Source data start

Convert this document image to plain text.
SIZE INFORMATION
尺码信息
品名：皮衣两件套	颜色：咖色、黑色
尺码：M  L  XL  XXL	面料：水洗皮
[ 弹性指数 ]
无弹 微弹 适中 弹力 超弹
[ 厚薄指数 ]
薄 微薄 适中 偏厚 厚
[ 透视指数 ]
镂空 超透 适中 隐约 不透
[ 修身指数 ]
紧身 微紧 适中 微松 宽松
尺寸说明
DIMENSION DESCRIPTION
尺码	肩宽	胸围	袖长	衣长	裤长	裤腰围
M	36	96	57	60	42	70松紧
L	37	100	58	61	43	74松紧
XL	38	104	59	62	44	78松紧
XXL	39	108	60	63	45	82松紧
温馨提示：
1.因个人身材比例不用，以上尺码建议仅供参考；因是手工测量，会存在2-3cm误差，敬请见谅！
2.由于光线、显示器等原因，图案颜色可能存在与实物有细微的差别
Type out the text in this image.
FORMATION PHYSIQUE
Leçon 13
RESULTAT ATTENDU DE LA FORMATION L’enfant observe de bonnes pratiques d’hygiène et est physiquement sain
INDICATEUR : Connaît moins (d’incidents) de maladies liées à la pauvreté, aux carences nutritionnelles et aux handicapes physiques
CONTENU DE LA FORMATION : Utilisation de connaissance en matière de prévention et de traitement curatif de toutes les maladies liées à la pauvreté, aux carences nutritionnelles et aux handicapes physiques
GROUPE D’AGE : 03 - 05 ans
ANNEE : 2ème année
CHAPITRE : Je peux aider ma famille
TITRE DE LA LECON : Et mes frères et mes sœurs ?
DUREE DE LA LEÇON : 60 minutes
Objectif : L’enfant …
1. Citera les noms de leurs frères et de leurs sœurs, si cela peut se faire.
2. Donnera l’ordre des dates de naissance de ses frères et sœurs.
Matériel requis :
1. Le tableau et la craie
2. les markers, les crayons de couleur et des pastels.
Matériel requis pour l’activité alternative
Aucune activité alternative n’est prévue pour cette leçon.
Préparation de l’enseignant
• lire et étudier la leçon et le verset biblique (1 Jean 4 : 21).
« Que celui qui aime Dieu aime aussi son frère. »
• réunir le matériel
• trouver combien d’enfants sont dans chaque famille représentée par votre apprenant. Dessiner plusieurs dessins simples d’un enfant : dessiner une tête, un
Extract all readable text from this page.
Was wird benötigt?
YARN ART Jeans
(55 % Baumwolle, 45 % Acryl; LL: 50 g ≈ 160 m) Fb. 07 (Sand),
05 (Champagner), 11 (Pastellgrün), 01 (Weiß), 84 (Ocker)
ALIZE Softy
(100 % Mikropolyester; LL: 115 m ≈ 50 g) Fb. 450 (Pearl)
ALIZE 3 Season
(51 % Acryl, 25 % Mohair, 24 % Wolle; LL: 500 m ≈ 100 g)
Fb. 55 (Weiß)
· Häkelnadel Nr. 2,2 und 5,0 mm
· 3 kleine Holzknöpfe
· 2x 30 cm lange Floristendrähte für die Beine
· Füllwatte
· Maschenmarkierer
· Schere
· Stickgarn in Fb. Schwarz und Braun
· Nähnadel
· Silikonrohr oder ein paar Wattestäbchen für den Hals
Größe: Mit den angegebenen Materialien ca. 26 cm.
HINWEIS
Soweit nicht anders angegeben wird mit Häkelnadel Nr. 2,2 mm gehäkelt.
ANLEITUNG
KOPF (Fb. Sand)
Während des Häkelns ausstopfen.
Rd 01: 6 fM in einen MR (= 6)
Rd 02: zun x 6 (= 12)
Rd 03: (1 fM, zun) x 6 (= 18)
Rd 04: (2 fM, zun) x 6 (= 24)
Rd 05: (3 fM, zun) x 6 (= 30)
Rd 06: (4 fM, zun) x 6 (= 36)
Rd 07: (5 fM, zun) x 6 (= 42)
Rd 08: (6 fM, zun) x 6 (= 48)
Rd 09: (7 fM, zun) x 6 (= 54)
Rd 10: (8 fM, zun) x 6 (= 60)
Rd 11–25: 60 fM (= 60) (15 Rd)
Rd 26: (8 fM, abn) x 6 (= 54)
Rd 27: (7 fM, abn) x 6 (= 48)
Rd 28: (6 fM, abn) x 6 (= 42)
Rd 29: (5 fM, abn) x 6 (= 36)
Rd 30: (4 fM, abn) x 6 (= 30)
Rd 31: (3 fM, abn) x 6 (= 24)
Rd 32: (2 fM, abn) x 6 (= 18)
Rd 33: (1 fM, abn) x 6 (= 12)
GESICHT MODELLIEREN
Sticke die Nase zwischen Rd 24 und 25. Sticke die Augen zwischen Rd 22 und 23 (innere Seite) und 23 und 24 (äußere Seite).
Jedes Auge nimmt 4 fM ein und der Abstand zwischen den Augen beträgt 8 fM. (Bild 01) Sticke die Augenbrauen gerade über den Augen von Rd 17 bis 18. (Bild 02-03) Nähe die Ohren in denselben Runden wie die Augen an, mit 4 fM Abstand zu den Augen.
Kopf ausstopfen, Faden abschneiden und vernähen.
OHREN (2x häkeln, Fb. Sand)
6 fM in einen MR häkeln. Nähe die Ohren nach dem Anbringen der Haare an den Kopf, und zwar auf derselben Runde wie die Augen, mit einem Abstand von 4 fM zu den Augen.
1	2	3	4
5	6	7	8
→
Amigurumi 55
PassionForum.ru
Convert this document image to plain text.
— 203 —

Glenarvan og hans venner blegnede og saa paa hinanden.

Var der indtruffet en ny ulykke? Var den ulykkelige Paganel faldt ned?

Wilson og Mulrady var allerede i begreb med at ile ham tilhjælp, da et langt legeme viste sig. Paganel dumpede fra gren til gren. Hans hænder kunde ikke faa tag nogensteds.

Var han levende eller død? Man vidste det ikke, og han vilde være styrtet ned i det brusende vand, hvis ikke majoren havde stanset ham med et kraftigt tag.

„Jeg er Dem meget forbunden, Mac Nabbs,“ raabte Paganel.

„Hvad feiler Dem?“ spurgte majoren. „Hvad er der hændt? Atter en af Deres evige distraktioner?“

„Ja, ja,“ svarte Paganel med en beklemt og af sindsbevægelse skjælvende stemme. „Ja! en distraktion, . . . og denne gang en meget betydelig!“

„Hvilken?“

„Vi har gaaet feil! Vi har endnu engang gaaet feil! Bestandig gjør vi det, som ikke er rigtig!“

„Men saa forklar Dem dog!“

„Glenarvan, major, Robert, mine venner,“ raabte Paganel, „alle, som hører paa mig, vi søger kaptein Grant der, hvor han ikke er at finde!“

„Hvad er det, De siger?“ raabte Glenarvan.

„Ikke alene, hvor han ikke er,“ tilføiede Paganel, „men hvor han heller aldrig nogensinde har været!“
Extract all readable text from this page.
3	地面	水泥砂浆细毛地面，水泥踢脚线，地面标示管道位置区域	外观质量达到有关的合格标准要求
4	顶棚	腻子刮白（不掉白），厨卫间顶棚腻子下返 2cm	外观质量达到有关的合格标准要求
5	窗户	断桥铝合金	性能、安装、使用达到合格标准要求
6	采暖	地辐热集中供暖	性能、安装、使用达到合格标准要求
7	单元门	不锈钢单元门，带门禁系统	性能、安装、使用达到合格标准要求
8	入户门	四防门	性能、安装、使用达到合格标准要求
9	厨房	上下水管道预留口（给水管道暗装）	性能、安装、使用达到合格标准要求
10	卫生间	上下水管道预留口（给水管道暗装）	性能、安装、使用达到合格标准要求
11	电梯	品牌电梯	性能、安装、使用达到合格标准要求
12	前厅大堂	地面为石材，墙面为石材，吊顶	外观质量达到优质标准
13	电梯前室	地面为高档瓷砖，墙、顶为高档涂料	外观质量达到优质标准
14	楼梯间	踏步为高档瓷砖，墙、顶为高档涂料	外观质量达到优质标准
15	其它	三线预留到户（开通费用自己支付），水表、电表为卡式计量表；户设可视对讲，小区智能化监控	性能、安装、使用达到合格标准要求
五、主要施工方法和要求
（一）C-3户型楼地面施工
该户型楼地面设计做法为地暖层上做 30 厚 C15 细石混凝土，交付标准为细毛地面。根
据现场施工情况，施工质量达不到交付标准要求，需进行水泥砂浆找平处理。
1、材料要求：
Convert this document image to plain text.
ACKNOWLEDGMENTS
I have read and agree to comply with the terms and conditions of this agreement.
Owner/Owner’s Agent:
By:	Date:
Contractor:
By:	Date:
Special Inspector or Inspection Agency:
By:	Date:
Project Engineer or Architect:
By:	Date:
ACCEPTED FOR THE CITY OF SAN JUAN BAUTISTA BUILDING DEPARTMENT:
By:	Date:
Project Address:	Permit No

Source data end

| Task directions |
From the entries above, extract each line containing "Paganel".

| Solved exercise |
Var der indtruffet en ny ulykke? Var den ulykkelige Paganel faldt ned?
Wilson og Mulrady var allerede i begreb med at ile ham tilhjælp, da et langt legeme viste sig. Paganel dumpede fra gren til gren. Hans hænder kunde ikke faa tag nogensteds.
„Jeg er Dem meget forbunden, Mac Nabbs,“ raabte Paganel.
„Ja, ja,“ svarte Paganel med en beklemt og af sindsbevægelse skjælvende stemme. „Ja! en distraktion, . . . og denne gang en meget betydelig!“
„Glenarvan, major, Robert, mine venner,“ raabte Paganel, „alle, som hører paa mig, vi søger kaptein Grant der, hvor han ikke er at finde!“
„Ikke alene, hvor han ikke er,“ tilføiede Paganel, „men hvor han heller aldrig nogensinde har været!“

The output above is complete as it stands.